Start of Source data
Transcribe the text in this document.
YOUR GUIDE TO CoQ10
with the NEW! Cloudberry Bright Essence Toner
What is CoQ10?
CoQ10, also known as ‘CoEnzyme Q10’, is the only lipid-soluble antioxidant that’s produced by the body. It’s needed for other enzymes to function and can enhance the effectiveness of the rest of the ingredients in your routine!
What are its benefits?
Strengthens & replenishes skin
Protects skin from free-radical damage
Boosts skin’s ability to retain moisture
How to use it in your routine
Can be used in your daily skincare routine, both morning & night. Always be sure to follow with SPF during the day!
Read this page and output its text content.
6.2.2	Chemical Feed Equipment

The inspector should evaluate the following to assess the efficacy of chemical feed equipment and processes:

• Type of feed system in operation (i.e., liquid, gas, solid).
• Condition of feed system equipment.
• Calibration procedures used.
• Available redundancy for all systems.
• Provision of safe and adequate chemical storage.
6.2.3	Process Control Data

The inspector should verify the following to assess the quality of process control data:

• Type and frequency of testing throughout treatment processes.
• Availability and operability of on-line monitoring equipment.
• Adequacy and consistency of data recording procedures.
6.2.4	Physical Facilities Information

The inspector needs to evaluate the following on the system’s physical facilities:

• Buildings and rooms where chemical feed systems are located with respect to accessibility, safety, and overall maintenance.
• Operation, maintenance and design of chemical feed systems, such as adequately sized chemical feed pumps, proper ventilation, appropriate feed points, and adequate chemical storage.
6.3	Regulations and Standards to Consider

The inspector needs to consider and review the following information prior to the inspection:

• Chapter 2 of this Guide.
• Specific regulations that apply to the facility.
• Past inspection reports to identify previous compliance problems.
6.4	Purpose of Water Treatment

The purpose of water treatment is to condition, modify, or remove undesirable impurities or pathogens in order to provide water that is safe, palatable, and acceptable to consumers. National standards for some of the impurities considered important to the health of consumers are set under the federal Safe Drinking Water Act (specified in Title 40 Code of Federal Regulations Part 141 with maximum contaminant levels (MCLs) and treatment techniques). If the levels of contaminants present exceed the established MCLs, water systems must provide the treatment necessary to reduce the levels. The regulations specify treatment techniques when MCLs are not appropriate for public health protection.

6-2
End of Source data
From the first line to the last, retype the data exactly.

Transcribe the text in this document.
YOUR GUIDE TO CoQ10
with the NEW! Cloudberry Bright Essence Toner
What is CoQ10?
CoQ10, also known as ‘CoEnzyme Q10’, is the only lipid-soluble antioxidant that’s produced by the body. It’s needed for other enzymes to function and can enhance the effectiveness of the rest of the ingredients in your routine!
What are its benefits?
Strengthens & replenishes skin
Protects skin from free-radical damage
Boosts skin’s ability to retain moisture
How to use it in your routine
Can be used in your daily skincare routine, both morning & night. Always be sure to follow with SPF during the day!
Read this page and output its text content.
6.2.2	Chemical Feed Equipment

The inspector should evaluate the following to assess the efficacy of chemical feed equipment and processes:

• Type of feed system in operation (i.e., liquid, gas, solid).
• Condition of feed system equipment.
• Calibration procedures used.
• Available redundancy for all systems.
• Provision of safe and adequate chemical storage.
6.2.3	Process Control Data

The inspector should verify the following to assess the quality of process control data:

• Type and frequency of testing throughout treatment processes.
• Availability and operability of on-line monitoring equipment.
• Adequacy and consistency of data recording procedures.
6.2.4	Physical Facilities Information

The inspector needs to evaluate the following on the system’s physical facilities:

• Buildings and rooms where chemical feed systems are located with respect to accessibility, safety, and overall maintenance.
• Operation, maintenance and design of chemical feed systems, such as adequately sized chemical feed pumps, proper ventilation, appropriate feed points, and adequate chemical storage.
6.3	Regulations and Standards to Consider

The inspector needs to consider and review the following information prior to the inspection:

• Chapter 2 of this Guide.
• Specific regulations that apply to the facility.
• Past inspection reports to identify previous compliance problems.
6.4	Purpose of Water Treatment

The purpose of water treatment is to condition, modify, or remove undesirable impurities or pathogens in order to provide water that is safe, palatable, and acceptable to consumers. National standards for some of the impurities considered important to the health of consumers are set under the federal Safe Drinking Water Act (specified in Title 40 Code of Federal Regulations Part 141 with maximum contaminant levels (MCLs) and treatment techniques). If the levels of contaminants present exceed the established MCLs, water systems must provide the treatment necessary to reduce the levels. The regulations specify treatment techniques when MCLs are not appropriate for public health protection.

6-2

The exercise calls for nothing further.